Exercise goal ▸ Give the number of lines containing the word "Projection" and nothing more.

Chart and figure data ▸
▶

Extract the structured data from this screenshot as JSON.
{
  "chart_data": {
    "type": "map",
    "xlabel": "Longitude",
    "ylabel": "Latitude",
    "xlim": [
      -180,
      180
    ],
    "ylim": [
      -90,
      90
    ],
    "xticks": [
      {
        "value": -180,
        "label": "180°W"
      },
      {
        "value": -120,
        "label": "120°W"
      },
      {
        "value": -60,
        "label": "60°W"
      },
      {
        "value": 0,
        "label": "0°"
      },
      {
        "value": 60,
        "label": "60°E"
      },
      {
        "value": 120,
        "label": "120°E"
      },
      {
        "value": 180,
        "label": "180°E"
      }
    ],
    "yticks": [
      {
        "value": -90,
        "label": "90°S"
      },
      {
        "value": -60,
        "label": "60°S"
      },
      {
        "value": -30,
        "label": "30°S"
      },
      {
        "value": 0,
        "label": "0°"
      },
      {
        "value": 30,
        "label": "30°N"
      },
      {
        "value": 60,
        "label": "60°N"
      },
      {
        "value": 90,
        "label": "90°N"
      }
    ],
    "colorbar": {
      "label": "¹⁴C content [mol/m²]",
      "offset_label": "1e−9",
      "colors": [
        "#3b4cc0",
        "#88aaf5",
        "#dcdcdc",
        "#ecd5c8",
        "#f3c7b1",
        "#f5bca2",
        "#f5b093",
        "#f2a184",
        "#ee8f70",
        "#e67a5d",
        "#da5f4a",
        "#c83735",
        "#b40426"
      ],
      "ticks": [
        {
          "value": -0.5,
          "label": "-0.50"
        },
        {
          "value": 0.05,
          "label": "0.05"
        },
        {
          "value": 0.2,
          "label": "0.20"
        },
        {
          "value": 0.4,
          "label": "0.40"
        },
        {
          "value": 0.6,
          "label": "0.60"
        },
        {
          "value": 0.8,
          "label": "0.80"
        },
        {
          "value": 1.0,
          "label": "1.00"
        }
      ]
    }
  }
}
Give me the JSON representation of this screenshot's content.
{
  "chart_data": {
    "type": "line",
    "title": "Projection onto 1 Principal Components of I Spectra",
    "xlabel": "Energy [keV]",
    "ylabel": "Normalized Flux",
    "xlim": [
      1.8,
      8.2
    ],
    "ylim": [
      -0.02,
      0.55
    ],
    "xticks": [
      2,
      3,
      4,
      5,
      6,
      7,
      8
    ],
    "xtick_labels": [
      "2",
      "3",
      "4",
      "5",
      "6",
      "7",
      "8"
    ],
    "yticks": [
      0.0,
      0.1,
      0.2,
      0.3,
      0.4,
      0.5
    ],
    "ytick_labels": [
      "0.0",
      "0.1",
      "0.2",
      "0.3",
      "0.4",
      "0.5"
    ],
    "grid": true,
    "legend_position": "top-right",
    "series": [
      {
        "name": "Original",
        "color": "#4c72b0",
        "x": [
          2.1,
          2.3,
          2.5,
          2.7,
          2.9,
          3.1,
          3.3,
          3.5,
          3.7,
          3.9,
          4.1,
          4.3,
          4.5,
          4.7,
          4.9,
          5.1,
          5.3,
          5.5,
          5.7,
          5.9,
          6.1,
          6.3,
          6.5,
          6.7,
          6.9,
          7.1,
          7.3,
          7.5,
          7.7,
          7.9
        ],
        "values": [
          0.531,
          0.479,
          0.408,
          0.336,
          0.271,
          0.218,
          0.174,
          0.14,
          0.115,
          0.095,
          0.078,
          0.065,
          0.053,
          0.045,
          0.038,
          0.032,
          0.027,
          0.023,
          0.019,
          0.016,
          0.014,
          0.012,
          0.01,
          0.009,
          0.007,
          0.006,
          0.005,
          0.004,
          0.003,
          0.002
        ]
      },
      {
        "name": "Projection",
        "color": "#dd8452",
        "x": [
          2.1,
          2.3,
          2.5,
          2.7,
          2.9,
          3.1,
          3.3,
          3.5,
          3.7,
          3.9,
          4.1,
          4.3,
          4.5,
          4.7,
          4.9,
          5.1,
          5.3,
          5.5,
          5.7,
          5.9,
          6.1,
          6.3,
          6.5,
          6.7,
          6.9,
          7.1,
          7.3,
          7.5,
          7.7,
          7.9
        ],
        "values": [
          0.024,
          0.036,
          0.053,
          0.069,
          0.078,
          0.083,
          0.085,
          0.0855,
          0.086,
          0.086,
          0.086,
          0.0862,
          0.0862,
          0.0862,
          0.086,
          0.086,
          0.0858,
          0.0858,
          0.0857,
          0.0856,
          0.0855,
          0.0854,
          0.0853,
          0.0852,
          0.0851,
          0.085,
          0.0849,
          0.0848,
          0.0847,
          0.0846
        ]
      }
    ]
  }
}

◀

Exercise solution ▸ 2